> _Set task_:
Select the lines of the records containing the word "anatomie" and list them.
* * * * * * *
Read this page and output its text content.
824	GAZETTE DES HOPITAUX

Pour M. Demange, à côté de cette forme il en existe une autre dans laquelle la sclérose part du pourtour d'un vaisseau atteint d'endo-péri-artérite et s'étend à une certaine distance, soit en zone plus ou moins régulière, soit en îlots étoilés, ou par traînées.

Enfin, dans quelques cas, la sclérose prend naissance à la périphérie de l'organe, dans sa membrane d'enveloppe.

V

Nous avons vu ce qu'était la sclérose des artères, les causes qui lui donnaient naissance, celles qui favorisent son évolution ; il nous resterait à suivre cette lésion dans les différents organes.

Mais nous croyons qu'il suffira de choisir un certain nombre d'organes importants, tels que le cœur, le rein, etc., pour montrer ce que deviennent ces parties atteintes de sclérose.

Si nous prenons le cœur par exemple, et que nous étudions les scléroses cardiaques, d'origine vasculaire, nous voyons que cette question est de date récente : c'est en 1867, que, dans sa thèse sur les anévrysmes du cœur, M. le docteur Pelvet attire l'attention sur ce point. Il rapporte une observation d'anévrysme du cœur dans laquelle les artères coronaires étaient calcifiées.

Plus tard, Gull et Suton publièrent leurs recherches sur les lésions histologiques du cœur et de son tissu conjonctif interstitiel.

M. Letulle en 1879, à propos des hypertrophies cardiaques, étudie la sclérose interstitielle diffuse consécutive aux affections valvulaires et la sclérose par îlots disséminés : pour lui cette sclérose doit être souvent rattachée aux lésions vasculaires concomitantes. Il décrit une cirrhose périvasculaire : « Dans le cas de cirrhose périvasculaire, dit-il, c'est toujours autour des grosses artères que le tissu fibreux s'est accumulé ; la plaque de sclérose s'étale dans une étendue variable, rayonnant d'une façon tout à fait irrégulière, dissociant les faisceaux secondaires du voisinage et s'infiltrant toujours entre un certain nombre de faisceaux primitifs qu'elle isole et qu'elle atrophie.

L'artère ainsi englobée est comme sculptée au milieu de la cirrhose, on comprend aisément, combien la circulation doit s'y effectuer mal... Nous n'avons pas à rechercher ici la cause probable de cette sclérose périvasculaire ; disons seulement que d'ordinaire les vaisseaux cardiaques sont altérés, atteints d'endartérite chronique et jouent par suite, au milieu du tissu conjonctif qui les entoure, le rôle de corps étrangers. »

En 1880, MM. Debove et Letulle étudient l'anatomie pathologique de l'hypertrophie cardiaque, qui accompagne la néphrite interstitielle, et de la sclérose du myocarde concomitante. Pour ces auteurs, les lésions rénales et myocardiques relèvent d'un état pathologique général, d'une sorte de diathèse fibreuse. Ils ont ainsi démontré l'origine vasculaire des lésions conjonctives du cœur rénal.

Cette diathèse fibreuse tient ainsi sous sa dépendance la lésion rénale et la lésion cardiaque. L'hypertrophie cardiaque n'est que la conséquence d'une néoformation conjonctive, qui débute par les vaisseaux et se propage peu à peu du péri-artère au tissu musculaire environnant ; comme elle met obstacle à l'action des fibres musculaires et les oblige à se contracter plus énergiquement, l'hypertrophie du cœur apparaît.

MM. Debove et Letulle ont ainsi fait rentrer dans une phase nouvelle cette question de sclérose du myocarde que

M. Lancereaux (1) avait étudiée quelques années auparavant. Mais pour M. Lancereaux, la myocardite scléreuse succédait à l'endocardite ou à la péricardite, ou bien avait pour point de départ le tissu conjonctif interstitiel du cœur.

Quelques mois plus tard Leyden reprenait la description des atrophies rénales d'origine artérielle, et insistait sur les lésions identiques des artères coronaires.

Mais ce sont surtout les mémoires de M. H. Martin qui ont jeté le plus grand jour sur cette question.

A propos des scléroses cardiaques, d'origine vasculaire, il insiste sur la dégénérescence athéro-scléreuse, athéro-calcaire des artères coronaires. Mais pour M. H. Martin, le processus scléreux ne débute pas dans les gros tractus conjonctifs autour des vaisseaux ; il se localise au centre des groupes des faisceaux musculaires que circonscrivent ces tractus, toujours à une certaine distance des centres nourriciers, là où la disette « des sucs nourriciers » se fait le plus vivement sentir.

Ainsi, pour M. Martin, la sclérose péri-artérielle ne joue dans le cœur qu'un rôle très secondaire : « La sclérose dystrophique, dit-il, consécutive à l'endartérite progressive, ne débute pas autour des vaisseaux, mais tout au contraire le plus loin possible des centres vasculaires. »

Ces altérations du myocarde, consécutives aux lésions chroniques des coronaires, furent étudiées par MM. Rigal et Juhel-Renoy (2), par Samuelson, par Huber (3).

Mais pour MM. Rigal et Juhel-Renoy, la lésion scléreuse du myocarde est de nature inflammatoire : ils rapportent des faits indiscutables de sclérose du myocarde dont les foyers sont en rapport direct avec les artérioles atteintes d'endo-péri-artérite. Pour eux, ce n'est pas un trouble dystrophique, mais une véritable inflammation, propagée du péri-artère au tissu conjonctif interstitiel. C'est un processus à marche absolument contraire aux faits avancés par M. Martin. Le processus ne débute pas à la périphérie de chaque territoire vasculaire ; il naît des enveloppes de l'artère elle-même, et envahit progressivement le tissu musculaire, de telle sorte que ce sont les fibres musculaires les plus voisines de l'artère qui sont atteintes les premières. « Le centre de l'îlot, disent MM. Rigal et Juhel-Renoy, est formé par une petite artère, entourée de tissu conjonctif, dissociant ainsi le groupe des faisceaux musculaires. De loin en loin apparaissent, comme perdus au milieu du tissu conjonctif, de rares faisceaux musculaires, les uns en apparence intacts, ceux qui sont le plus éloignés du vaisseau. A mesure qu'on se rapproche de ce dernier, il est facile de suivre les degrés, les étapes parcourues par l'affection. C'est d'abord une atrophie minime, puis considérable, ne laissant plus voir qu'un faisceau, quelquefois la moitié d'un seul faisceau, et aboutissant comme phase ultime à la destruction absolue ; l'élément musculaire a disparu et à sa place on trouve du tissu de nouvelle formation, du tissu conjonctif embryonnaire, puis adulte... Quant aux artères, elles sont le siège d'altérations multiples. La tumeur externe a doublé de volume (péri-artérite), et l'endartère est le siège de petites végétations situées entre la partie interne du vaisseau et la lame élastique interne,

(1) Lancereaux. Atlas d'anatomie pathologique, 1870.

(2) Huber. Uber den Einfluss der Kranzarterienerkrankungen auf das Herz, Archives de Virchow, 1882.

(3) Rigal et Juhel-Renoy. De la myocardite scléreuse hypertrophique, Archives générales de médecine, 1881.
* * * * * * *
> _Output of the task_:
En 1880, MM. Debove et Letulle étudient l'anatomie pathologique de l'hypertrophie cardiaque, qui accompagne la néphrite interstitielle, et de la sclérose du myocarde concomitante. Pour ces auteurs, les lésions rénales et myocardiques relèvent d'un état pathologique général, d'une sorte de diathèse fibreuse. Ils ont ainsi démontré l'origine vasculaire des lésions conjonctives du cœur rénal.
(1) Lancereaux. Atlas d'anatomie pathologique, 1870.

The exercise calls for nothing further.